YOUR INSTRUCTIONS: All of the data below should be copied exactly as it stands.

[Stored items]
::::::
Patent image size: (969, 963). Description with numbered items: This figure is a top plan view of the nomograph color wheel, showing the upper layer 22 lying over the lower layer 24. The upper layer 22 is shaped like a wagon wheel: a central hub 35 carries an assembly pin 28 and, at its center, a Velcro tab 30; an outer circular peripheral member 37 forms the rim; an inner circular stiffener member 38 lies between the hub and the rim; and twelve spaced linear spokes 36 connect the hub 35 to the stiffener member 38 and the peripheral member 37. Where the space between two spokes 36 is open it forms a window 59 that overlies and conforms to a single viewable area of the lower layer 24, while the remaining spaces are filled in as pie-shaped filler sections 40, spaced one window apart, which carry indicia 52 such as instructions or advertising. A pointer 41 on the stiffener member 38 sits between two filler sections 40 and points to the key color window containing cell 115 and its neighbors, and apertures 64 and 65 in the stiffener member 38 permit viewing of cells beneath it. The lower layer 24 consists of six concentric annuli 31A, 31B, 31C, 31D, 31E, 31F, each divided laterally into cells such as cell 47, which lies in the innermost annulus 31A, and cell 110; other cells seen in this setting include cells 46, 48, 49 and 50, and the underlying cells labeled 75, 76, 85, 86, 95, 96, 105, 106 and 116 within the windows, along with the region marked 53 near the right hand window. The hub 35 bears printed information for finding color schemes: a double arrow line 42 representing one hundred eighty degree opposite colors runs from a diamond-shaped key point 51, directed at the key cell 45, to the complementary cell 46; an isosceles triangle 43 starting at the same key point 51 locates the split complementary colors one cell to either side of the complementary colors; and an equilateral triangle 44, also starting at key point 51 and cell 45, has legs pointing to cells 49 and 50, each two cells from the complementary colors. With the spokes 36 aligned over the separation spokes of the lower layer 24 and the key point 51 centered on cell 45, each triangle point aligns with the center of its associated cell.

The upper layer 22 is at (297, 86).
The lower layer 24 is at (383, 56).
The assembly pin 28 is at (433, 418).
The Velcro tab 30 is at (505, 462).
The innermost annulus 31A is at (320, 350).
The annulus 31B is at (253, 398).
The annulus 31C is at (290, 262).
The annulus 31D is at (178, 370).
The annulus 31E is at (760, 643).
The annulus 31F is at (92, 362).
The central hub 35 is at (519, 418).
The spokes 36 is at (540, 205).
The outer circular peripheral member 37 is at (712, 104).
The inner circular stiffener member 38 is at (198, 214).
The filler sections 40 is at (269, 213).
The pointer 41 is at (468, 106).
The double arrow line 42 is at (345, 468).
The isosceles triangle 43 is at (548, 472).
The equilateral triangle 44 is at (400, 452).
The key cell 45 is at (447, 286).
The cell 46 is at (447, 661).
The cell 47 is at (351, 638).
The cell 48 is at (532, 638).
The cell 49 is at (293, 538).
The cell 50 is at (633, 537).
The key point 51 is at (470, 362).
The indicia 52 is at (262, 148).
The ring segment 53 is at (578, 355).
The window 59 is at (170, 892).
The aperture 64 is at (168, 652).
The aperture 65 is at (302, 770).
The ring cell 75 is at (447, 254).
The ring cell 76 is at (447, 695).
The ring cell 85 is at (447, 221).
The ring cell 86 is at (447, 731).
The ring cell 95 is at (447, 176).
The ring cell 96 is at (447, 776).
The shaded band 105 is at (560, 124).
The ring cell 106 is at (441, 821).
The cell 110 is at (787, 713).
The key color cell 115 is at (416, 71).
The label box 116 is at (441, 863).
::::::
RESPONSE FOR THIS EXERCISE:
Patent image size: (969, 963). Description with numbered items: This figure is a top plan view of the nomograph color wheel, showing the upper layer 22 lying over the lower layer 24. The upper layer 22 is shaped like a wagon wheel: a central hub 35 carries an assembly pin 28 and, at its center, a Velcro tab 30; an outer circular peripheral member 37 forms the rim; an inner circular stiffener member 38 lies between the hub and the rim; and twelve spaced linear spokes 36 connect the hub 35 to the stiffener member 38 and the peripheral member 37. Where the space between two spokes 36 is open it forms a window 59 that overlies and conforms to a single viewable area of the lower layer 24, while the remaining spaces are filled in as pie-shaped filler sections 40, spaced one window apart, which carry indicia 52 such as instructions or advertising. A pointer 41 on the stiffener member 38 sits between two filler sections 40 and points to the key color window containing cell 115 and its neighbors, and apertures 64 and 65 in the stiffener member 38 permit viewing of cells beneath it. The lower layer 24 consists of six concentric annuli 31A, 31B, 31C, 31D, 31E, 31F, each divided laterally into cells such as cell 47, which lies in the innermost annulus 31A, and cell 110; other cells seen in this setting include cells 46, 48, 49 and 50, and the underlying cells labeled 75, 76, 85, 86, 95, 96, 105, 106 and 116 within the windows, along with the region marked 53 near the right hand window. The hub 35 bears printed information for finding color schemes: a double arrow line 42 representing one hundred eighty degree opposite colors runs from a diamond-shaped key point 51, directed at the key cell 45, to the complementary cell 46; an isosceles triangle 43 starting at the same key point 51 locates the split complementary colors one cell to either side of the complementary colors; and an equilateral triangle 44, also starting at key point 51 and cell 45, has legs pointing to cells 49 and 50, each two cells from the complementary colors. With the spokes 36 aligned over the separation spokes of the lower layer 24 and the key point 51 centered on cell 45, each triangle point aligns with the center of its associated cell.

The upper layer 22 is at (297, 86).
The lower layer 24 is at (383, 56).
The assembly pin 28 is at (433, 418).
The Velcro tab 30 is at (505, 462).
The innermost annulus 31A is at (320, 350).
The annulus 31B is at (253, 398).
The annulus 31C is at (290, 262).
The annulus 31D is at (178, 370).
The annulus 31E is at (760, 643).
The annulus 31F is at (92, 362).
The central hub 35 is at (519, 418).
The spokes 36 is at (540, 205).
The outer circular peripheral member 37 is at (712, 104).
The inner circular stiffener member 38 is at (198, 214).
The filler sections 40 is at (269, 213).
The pointer 41 is at (468, 106).
The double arrow line 42 is at (345, 468).
The isosceles triangle 43 is at (548, 472).
The equilateral triangle 44 is at (400, 452).
The key cell 45 is at (447, 286).
The cell 46 is at (447, 661).
The cell 47 is at (351, 638).
The cell 48 is at (532, 638).
The cell 49 is at (293, 538).
The cell 50 is at (633, 537).
The key point 51 is at (470, 362).
The indicia 52 is at (262, 148).
The ring segment 53 is at (578, 355).
The window 59 is at (170, 892).
The aperture 64 is at (168, 652).
The aperture 65 is at (302, 770).
The ring cell 75 is at (447, 254).
The ring cell 76 is at (447, 695).
The ring cell 85 is at (447, 221).
The ring cell 86 is at (447, 731).
The ring cell 95 is at (447, 176).
The ring cell 96 is at (447, 776).
The shaded band 105 is at (560, 124).
The ring cell 106 is at (441, 821).
The cell 110 is at (787, 713).
The key color cell 115 is at (416, 71).
The label box 116 is at (441, 863).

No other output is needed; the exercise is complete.